Exercise description: Repeat, line for line, the entries printed below.

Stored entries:
- - - - - - -
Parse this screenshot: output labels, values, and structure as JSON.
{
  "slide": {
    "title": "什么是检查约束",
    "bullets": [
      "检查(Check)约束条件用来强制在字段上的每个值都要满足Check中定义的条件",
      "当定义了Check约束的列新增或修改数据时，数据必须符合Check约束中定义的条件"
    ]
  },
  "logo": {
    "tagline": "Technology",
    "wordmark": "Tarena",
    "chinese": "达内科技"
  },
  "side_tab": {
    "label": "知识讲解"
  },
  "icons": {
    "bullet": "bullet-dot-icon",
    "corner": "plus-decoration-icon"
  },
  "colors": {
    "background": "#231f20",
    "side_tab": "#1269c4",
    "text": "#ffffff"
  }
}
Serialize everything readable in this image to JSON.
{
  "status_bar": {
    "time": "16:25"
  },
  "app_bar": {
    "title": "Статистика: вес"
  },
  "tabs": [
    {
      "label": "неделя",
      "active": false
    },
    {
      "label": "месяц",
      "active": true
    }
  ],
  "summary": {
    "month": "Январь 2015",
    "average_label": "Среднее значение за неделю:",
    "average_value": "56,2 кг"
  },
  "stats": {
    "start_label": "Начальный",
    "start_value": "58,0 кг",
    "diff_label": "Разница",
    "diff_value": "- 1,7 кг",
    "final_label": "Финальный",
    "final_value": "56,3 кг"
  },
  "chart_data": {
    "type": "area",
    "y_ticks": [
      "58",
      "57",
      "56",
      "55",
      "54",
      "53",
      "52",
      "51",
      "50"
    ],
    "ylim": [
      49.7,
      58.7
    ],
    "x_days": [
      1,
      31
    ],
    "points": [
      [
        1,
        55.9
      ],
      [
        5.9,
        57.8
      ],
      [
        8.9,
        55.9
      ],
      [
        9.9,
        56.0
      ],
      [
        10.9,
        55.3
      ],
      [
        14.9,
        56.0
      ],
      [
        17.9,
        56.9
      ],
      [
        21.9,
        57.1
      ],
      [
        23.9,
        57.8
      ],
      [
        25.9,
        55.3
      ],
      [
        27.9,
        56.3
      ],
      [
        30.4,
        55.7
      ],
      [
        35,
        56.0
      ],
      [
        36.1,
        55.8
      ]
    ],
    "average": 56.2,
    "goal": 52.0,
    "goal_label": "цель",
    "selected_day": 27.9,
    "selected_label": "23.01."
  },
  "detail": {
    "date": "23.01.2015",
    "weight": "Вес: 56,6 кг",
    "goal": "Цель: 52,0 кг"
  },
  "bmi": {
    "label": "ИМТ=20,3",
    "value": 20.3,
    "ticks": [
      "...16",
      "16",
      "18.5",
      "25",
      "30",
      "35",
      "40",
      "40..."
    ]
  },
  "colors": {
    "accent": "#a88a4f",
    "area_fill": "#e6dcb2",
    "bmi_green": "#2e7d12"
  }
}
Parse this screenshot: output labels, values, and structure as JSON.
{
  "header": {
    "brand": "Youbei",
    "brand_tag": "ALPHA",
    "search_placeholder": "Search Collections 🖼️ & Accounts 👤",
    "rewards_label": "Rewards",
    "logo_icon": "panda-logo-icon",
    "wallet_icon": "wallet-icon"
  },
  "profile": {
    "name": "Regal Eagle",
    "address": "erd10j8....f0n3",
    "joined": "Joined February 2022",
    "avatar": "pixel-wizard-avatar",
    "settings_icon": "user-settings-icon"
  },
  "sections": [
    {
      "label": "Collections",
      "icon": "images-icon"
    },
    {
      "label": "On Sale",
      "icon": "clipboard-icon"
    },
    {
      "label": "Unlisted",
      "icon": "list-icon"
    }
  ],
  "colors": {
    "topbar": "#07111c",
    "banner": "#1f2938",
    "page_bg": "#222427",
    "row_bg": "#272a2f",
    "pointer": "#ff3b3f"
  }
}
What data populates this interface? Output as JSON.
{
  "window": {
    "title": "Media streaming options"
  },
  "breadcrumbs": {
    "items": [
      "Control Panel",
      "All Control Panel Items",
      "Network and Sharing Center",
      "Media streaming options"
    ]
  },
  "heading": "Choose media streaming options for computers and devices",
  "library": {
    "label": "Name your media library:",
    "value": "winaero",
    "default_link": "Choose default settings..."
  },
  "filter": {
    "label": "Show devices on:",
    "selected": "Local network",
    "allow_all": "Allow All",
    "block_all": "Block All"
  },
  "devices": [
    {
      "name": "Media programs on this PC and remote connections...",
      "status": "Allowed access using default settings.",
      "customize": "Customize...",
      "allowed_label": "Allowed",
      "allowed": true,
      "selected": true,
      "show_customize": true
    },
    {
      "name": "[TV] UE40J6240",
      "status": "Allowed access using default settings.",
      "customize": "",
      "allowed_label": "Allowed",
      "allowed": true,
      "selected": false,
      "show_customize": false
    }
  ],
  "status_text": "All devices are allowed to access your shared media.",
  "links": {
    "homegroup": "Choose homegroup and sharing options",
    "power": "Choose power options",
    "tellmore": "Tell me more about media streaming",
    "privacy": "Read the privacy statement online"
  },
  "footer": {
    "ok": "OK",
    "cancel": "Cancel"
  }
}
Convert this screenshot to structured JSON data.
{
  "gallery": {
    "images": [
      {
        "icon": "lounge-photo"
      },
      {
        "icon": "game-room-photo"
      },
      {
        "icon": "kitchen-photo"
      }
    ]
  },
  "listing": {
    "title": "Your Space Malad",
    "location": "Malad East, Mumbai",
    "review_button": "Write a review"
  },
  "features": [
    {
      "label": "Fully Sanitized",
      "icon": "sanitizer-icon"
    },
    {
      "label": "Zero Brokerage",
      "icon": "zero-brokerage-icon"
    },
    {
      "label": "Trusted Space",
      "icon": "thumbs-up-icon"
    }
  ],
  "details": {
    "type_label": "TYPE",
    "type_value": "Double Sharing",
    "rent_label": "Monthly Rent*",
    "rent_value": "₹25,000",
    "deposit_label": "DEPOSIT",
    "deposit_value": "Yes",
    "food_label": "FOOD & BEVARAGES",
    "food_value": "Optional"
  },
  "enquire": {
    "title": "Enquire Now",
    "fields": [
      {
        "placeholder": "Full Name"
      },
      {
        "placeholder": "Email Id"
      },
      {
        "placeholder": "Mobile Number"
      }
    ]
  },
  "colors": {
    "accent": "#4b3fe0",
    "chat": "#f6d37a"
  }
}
- - - - - - -
Exercise response:
Parse this screenshot: output labels, values, and structure as JSON.
{
  "slide": {
    "title": "什么是检查约束",
    "bullets": [
      "检查(Check)约束条件用来强制在字段上的每个值都要满足Check中定义的条件",
      "当定义了Check约束的列新增或修改数据时，数据必须符合Check约束中定义的条件"
    ]
  },
  "logo": {
    "tagline": "Technology",
    "wordmark": "Tarena",
    "chinese": "达内科技"
  },
  "side_tab": {
    "label": "知识讲解"
  },
  "icons": {
    "bullet": "bullet-dot-icon",
    "corner": "plus-decoration-icon"
  },
  "colors": {
    "background": "#231f20",
    "side_tab": "#1269c4",
    "text": "#ffffff"
  }
}
Serialize everything readable in this image to JSON.
{
  "status_bar": {
    "time": "16:25"
  },
  "app_bar": {
    "title": "Статистика: вес"
  },
  "tabs": [
    {
      "label": "неделя",
      "active": false
    },
    {
      "label": "месяц",
      "active": true
    }
  ],
  "summary": {
    "month": "Январь 2015",
    "average_label": "Среднее значение за неделю:",
    "average_value": "56,2 кг"
  },
  "stats": {
    "start_label": "Начальный",
    "start_value": "58,0 кг",
    "diff_label": "Разница",
    "diff_value": "- 1,7 кг",
    "final_label": "Финальный",
    "final_value": "56,3 кг"
  },
  "chart_data": {
    "type": "area",
    "y_ticks": [
      "58",
      "57",
      "56",
      "55",
      "54",
      "53",
      "52",
      "51",
      "50"
    ],
    "ylim": [
      49.7,
      58.7
    ],
    "x_days": [
      1,
      31
    ],
    "points": [
      [
        1,
        55.9
      ],
      [
        5.9,
        57.8
      ],
      [
        8.9,
        55.9
      ],
      [
        9.9,
        56.0
      ],
      [
        10.9,
        55.3
      ],
      [
        14.9,
        56.0
      ],
      [
        17.9,
        56.9
      ],
      [
        21.9,
        57.1
      ],
      [
        23.9,
        57.8
      ],
      [
        25.9,
        55.3
      ],
      [
        27.9,
        56.3
      ],
      [
        30.4,
        55.7
      ],
      [
        35,
        56.0
      ],
      [
        36.1,
        55.8
      ]
    ],
    "average": 56.2,
    "goal": 52.0,
    "goal_label": "цель",
    "selected_day": 27.9,
    "selected_label": "23.01."
  },
  "detail": {
    "date": "23.01.2015",
    "weight": "Вес: 56,6 кг",
    "goal": "Цель: 52,0 кг"
  },
  "bmi": {
    "label": "ИМТ=20,3",
    "value": 20.3,
    "ticks": [
      "...16",
      "16",
      "18.5",
      "25",
      "30",
      "35",
      "40",
      "40..."
    ]
  },
  "colors": {
    "accent": "#a88a4f",
    "area_fill": "#e6dcb2",
    "bmi_green": "#2e7d12"
  }
}
Parse this screenshot: output labels, values, and structure as JSON.
{
  "header": {
    "brand": "Youbei",
    "brand_tag": "ALPHA",
    "search_placeholder": "Search Collections 🖼️ & Accounts 👤",
    "rewards_label": "Rewards",
    "logo_icon": "panda-logo-icon",
    "wallet_icon": "wallet-icon"
  },
  "profile": {
    "name": "Regal Eagle",
    "address": "erd10j8....f0n3",
    "joined": "Joined February 2022",
    "avatar": "pixel-wizard-avatar",
    "settings_icon": "user-settings-icon"
  },
  "sections": [
    {
      "label": "Collections",
      "icon": "images-icon"
    },
    {
      "label": "On Sale",
      "icon": "clipboard-icon"
    },
    {
      "label": "Unlisted",
      "icon": "list-icon"
    }
  ],
  "colors": {
    "topbar": "#07111c",
    "banner": "#1f2938",
    "page_bg": "#222427",
    "row_bg": "#272a2f",
    "pointer": "#ff3b3f"
  }
}
What data populates this interface? Output as JSON.
{
  "window": {
    "title": "Media streaming options"
  },
  "breadcrumbs": {
    "items": [
      "Control Panel",
      "All Control Panel Items",
      "Network and Sharing Center",
      "Media streaming options"
    ]
  },
  "heading": "Choose media streaming options for computers and devices",
  "library": {
    "label": "Name your media library:",
    "value": "winaero",
    "default_link": "Choose default settings..."
  },
  "filter": {
    "label": "Show devices on:",
    "selected": "Local network",
    "allow_all": "Allow All",
    "block_all": "Block All"
  },
  "devices": [
    {
      "name": "Media programs on this PC and remote connections...",
      "status": "Allowed access using default settings.",
      "customize": "Customize...",
      "allowed_label": "Allowed",
      "allowed": true,
      "selected": true,
      "show_customize": true
    },
    {
      "name": "[TV] UE40J6240",
      "status": "Allowed access using default settings.",
      "customize": "",
      "allowed_label": "Allowed",
      "allowed": true,
      "selected": false,
      "show_customize": false
    }
  ],
  "status_text": "All devices are allowed to access your shared media.",
  "links": {
    "homegroup": "Choose homegroup and sharing options",
    "power": "Choose power options",
    "tellmore": "Tell me more about media streaming",
    "privacy": "Read the privacy statement online"
  },
  "footer": {
    "ok": "OK",
    "cancel": "Cancel"
  }
}
Convert this screenshot to structured JSON data.
{
  "gallery": {
    "images": [
      {
        "icon": "lounge-photo"
      },
      {
        "icon": "game-room-photo"
      },
      {
        "icon": "kitchen-photo"
      }
    ]
  },
  "listing": {
    "title": "Your Space Malad",
    "location": "Malad East, Mumbai",
    "review_button": "Write a review"
  },
  "features": [
    {
      "label": "Fully Sanitized",
      "icon": "sanitizer-icon"
    },
    {
      "label": "Zero Brokerage",
      "icon": "zero-brokerage-icon"
    },
    {
      "label": "Trusted Space",
      "icon": "thumbs-up-icon"
    }
  ],
  "details": {
    "type_label": "TYPE",
    "type_value": "Double Sharing",
    "rent_label": "Monthly Rent*",
    "rent_value": "₹25,000",
    "deposit_label": "DEPOSIT",
    "deposit_value": "Yes",
    "food_label": "FOOD & BEVARAGES",
    "food_value": "Optional"
  },
  "enquire": {
    "title": "Enquire Now",
    "fields": [
      {
        "placeholder": "Full Name"
      },
      {
        "placeholder": "Email Id"
      },
      {
        "placeholder": "Mobile Number"
      }
    ]
  },
  "colors": {
    "accent": "#4b3fe0",
    "chat": "#f6d37a"
  }
}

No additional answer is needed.